__Instructions for the task__
Tally each line where the word "Analise" occurs, then give only the total.

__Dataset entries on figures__
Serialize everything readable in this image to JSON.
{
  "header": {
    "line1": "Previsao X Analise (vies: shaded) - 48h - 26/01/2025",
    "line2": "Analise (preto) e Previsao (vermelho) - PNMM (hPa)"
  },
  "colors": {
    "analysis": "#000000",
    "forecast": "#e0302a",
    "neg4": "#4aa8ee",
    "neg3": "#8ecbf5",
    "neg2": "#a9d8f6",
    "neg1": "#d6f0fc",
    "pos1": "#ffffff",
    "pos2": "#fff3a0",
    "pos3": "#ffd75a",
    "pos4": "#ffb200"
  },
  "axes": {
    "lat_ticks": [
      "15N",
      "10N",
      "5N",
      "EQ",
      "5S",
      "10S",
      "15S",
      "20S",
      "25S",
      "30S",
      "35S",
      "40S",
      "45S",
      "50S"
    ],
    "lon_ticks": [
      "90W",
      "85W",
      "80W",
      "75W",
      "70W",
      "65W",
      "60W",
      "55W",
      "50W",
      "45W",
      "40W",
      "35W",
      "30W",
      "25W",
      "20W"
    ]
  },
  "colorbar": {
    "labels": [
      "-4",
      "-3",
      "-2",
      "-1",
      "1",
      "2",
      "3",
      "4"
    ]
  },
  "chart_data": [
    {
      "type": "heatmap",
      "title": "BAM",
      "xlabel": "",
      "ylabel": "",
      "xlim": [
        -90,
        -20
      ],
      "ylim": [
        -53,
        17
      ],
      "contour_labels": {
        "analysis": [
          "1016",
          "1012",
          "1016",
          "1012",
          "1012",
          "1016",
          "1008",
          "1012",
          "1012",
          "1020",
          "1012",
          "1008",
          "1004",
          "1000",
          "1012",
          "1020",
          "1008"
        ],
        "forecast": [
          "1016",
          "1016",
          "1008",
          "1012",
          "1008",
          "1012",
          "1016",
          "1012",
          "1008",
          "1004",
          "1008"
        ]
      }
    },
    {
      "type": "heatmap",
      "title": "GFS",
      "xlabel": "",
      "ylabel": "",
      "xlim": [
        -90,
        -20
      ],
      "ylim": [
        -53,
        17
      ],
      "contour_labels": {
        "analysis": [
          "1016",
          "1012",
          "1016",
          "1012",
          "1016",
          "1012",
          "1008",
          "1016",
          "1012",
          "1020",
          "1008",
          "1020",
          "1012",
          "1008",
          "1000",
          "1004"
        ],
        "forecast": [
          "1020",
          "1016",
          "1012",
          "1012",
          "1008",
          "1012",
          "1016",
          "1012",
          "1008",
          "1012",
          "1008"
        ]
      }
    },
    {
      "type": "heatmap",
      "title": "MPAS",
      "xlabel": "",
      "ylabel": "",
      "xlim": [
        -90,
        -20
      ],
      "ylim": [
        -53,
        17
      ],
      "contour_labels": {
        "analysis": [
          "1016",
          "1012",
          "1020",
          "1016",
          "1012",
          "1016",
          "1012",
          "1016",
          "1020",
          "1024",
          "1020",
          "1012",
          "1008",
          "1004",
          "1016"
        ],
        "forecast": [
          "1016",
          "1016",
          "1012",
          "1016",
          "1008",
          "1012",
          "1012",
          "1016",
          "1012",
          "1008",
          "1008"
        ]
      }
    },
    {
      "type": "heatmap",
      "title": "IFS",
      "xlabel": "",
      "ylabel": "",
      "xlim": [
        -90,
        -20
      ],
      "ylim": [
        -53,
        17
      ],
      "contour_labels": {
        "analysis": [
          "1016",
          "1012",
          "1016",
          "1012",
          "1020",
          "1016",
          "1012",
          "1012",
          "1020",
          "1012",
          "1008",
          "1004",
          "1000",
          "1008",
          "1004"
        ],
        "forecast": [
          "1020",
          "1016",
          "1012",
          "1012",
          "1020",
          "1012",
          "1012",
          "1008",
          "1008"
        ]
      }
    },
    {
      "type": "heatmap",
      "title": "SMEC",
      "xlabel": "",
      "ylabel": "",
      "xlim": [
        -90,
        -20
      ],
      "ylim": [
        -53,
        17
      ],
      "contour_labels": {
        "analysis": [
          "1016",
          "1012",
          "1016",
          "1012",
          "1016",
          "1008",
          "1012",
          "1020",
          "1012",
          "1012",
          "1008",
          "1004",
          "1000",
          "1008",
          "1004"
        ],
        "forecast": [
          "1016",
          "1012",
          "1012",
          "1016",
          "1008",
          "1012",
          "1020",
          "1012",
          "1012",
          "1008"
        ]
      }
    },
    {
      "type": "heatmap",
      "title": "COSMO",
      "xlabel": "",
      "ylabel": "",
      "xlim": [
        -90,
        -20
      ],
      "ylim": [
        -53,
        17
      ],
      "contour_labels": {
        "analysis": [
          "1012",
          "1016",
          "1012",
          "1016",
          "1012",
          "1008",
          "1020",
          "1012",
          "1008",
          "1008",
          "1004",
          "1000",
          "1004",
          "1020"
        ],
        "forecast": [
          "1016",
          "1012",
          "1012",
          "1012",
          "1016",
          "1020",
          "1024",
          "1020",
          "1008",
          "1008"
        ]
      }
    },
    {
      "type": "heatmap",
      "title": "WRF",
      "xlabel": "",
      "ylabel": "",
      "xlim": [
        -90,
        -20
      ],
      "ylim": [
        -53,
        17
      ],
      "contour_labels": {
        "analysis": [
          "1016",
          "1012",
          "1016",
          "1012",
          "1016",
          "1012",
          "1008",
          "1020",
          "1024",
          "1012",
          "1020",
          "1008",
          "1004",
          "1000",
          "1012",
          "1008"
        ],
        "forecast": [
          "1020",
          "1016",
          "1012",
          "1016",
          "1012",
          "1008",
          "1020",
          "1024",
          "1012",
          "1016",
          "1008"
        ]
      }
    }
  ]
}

__Solution to the exercise__
2